[Excerpt from a dataset]
────────────────

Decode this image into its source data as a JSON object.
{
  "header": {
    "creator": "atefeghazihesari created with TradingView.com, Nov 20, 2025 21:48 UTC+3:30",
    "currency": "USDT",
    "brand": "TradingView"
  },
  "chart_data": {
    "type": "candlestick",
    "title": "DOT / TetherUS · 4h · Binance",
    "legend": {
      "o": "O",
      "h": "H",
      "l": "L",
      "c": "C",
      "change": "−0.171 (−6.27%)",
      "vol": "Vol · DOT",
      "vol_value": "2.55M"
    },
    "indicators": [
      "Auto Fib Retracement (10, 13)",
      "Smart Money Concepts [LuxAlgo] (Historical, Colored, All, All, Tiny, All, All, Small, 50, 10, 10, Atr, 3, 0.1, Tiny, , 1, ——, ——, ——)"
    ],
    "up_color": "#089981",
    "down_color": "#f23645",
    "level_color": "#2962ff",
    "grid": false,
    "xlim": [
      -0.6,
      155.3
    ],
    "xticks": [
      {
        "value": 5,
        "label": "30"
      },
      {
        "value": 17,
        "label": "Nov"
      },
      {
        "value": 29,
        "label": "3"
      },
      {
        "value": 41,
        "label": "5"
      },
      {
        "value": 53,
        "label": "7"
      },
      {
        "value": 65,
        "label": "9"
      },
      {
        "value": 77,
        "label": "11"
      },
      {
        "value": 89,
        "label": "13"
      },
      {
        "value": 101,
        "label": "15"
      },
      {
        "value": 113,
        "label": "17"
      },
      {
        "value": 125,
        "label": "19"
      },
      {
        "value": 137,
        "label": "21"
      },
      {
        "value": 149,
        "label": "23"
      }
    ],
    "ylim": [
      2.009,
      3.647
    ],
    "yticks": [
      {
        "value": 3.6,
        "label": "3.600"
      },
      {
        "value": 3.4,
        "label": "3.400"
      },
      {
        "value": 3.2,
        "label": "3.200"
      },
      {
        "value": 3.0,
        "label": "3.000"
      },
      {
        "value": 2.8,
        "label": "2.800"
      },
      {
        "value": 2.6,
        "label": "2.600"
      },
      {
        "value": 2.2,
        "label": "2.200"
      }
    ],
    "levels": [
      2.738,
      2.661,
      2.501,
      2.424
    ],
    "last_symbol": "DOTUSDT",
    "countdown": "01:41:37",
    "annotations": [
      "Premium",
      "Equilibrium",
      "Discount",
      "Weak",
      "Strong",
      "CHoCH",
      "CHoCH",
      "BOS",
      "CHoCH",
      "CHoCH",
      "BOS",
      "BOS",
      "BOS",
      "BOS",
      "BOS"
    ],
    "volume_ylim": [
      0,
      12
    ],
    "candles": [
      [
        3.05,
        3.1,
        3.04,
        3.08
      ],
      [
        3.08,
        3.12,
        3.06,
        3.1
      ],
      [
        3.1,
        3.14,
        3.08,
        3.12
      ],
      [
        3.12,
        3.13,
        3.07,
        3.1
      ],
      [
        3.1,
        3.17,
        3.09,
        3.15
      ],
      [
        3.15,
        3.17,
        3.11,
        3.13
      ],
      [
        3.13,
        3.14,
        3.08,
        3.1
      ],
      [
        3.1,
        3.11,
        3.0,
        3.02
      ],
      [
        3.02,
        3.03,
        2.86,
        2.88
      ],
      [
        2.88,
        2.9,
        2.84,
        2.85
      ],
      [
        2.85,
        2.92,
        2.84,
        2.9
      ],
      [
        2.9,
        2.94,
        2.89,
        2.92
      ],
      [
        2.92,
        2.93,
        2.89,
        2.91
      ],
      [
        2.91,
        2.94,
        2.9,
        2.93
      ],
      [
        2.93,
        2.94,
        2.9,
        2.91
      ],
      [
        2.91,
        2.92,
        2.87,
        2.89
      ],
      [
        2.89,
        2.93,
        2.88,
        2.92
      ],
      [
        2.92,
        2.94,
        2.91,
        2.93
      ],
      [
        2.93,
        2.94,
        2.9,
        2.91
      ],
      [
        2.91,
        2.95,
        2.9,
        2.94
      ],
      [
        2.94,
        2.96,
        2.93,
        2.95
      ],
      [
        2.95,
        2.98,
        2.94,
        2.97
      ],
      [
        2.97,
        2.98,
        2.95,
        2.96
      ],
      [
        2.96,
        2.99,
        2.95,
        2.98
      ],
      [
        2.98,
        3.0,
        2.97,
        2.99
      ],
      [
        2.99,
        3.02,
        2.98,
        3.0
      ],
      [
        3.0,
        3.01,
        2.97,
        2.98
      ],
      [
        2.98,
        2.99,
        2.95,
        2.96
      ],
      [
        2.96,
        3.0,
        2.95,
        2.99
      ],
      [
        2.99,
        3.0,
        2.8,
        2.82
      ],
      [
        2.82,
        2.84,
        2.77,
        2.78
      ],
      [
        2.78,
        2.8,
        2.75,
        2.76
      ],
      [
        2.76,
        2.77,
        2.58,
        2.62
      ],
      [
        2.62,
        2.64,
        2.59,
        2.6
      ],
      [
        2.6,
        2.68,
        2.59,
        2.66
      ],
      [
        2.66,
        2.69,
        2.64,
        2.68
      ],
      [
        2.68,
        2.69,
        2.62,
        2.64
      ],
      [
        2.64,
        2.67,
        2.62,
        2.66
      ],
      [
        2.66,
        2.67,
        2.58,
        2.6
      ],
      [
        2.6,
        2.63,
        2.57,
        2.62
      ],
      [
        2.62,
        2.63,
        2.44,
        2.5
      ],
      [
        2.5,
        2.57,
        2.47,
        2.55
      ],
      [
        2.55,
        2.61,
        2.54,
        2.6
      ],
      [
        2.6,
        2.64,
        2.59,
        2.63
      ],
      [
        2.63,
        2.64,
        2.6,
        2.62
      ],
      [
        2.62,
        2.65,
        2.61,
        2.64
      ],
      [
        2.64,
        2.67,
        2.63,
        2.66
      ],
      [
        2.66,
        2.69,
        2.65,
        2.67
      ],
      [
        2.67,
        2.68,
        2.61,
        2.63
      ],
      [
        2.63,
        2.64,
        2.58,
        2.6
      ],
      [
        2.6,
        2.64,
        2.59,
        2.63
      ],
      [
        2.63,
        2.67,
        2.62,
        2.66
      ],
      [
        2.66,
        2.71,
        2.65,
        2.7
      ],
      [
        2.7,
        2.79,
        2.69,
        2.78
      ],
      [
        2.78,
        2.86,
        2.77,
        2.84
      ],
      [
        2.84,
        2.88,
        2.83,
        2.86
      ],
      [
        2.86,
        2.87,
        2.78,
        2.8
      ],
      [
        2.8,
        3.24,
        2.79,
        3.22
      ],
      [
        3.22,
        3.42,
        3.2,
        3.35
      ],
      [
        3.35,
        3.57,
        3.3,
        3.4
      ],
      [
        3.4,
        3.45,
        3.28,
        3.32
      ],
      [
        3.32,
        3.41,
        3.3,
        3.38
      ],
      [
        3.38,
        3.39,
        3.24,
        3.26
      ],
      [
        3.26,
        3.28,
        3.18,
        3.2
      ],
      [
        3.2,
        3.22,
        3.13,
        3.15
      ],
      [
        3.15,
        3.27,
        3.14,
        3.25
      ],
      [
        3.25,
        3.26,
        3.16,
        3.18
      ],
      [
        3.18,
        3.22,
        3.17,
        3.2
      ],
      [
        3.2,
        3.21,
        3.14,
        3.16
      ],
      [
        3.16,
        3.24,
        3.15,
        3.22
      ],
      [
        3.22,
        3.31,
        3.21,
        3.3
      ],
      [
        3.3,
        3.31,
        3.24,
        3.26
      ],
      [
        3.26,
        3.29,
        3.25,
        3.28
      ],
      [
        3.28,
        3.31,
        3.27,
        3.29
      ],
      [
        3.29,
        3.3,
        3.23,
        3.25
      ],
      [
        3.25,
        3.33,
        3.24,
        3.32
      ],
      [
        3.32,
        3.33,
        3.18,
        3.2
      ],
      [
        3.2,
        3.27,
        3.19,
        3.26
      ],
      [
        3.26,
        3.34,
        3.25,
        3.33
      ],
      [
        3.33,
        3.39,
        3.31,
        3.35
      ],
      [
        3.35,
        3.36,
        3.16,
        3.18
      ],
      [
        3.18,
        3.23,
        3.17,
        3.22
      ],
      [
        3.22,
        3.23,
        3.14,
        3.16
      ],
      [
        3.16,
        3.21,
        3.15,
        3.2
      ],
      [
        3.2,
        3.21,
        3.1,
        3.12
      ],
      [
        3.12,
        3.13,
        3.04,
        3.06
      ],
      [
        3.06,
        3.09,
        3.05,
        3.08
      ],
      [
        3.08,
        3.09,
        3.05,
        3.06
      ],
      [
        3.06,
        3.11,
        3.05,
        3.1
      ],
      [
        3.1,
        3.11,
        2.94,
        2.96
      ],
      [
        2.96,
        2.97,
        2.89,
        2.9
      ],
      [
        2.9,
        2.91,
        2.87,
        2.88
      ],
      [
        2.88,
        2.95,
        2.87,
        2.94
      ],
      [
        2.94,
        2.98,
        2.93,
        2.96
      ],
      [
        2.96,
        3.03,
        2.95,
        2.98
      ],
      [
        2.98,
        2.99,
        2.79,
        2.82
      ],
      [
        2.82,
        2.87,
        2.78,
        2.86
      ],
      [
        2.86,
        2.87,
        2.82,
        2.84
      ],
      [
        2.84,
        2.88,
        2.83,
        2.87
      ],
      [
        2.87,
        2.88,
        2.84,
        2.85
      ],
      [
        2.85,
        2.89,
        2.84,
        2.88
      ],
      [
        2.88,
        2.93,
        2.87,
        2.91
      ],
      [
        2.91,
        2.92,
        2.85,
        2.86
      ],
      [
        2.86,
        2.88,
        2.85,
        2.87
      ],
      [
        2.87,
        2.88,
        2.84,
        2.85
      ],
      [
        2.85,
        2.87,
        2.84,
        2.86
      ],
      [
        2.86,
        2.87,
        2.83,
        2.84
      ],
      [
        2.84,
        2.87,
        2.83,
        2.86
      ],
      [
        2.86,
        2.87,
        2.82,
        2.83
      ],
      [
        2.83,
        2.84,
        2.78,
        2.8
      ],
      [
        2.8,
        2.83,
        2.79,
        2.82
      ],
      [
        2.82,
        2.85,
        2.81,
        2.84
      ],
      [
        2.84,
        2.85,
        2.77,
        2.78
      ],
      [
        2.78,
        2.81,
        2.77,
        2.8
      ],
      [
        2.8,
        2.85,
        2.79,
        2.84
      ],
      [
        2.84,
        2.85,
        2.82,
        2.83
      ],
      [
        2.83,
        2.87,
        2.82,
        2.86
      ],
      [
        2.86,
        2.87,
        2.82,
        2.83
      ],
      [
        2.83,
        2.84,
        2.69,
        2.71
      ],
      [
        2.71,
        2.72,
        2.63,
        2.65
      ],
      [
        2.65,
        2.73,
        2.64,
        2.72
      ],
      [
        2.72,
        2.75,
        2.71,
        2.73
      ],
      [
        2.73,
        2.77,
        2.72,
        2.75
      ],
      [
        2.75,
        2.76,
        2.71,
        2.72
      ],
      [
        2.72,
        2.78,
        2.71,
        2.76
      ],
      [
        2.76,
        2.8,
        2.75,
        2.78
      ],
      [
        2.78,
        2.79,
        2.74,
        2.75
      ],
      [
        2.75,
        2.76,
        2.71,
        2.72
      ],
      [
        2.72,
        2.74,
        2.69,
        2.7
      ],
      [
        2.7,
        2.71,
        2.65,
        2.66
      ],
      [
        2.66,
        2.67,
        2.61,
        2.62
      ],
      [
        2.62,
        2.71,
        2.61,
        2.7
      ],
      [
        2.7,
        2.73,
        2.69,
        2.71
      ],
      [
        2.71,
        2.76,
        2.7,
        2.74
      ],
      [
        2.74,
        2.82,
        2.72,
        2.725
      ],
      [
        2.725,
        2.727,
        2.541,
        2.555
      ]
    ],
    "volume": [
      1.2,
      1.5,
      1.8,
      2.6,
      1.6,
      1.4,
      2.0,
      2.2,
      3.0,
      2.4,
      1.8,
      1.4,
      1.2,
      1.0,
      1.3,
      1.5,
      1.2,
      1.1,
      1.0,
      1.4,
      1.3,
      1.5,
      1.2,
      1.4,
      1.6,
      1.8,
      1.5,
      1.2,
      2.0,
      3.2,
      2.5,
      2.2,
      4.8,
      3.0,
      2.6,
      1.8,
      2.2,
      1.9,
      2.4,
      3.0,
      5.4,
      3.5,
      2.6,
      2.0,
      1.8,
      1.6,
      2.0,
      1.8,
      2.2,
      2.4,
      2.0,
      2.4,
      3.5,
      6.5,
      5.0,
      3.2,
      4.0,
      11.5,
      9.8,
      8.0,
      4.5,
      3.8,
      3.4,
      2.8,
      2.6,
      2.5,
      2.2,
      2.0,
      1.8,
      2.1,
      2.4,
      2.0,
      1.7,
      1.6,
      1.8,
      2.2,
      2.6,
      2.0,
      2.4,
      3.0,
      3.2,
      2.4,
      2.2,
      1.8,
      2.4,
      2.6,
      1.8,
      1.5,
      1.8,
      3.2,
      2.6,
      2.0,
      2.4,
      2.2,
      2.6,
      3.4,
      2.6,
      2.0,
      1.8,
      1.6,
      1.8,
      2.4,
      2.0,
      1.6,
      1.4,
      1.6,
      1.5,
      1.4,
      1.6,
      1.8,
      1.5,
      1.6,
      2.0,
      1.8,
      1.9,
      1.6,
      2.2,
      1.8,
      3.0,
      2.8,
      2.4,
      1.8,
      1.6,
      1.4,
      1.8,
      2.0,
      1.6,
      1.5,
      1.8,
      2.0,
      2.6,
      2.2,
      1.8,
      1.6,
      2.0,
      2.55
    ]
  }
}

────────────────

Exercise brief — How many lines of the entries above hold the string "TradingView"? Reply with the number alone.

Answer to this problem — 2